Exercise task> Write each line out again exactly as written.
-------
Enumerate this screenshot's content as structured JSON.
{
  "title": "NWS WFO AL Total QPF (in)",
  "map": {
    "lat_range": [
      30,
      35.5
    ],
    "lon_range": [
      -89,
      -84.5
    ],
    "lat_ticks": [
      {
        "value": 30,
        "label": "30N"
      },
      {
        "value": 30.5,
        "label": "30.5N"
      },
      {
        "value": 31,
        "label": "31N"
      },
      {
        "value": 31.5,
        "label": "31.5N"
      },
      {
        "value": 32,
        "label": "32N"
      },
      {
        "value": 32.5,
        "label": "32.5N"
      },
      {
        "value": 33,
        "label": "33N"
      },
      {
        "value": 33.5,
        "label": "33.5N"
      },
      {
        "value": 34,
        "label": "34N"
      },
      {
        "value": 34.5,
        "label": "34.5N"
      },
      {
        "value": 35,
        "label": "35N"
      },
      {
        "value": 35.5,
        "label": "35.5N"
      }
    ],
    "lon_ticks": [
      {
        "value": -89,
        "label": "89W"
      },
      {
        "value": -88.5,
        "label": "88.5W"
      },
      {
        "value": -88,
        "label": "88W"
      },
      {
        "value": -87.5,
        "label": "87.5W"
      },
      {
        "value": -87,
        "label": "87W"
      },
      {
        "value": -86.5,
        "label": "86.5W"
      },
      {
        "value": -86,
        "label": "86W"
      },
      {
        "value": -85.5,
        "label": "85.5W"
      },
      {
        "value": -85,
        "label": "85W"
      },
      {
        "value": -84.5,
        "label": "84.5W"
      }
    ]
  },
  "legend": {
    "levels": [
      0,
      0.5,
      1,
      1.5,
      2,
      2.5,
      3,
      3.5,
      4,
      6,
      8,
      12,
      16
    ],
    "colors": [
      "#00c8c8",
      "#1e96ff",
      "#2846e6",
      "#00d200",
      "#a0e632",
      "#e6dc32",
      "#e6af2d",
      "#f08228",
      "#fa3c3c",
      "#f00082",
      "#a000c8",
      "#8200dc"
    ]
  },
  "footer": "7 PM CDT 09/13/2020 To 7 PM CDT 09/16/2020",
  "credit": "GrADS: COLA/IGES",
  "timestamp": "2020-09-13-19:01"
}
-------
Answer below>
Enumerate this screenshot's content as structured JSON.
{
  "title": "NWS WFO AL Total QPF (in)",
  "map": {
    "lat_range": [
      30,
      35.5
    ],
    "lon_range": [
      -89,
      -84.5
    ],
    "lat_ticks": [
      {
        "value": 30,
        "label": "30N"
      },
      {
        "value": 30.5,
        "label": "30.5N"
      },
      {
        "value": 31,
        "label": "31N"
      },
      {
        "value": 31.5,
        "label": "31.5N"
      },
      {
        "value": 32,
        "label": "32N"
      },
      {
        "value": 32.5,
        "label": "32.5N"
      },
      {
        "value": 33,
        "label": "33N"
      },
      {
        "value": 33.5,
        "label": "33.5N"
      },
      {
        "value": 34,
        "label": "34N"
      },
      {
        "value": 34.5,
        "label": "34.5N"
      },
      {
        "value": 35,
        "label": "35N"
      },
      {
        "value": 35.5,
        "label": "35.5N"
      }
    ],
    "lon_ticks": [
      {
        "value": -89,
        "label": "89W"
      },
      {
        "value": -88.5,
        "label": "88.5W"
      },
      {
        "value": -88,
        "label": "88W"
      },
      {
        "value": -87.5,
        "label": "87.5W"
      },
      {
        "value": -87,
        "label": "87W"
      },
      {
        "value": -86.5,
        "label": "86.5W"
      },
      {
        "value": -86,
        "label": "86W"
      },
      {
        "value": -85.5,
        "label": "85.5W"
      },
      {
        "value": -85,
        "label": "85W"
      },
      {
        "value": -84.5,
        "label": "84.5W"
      }
    ]
  },
  "legend": {
    "levels": [
      0,
      0.5,
      1,
      1.5,
      2,
      2.5,
      3,
      3.5,
      4,
      6,
      8,
      12,
      16
    ],
    "colors": [
      "#00c8c8",
      "#1e96ff",
      "#2846e6",
      "#00d200",
      "#a0e632",
      "#e6dc32",
      "#e6af2d",
      "#f08228",
      "#fa3c3c",
      "#f00082",
      "#a000c8",
      "#8200dc"
    ]
  },
  "footer": "7 PM CDT 09/13/2020 To 7 PM CDT 09/16/2020",
  "credit": "GrADS: COLA/IGES",
  "timestamp": "2020-09-13-19:01"
}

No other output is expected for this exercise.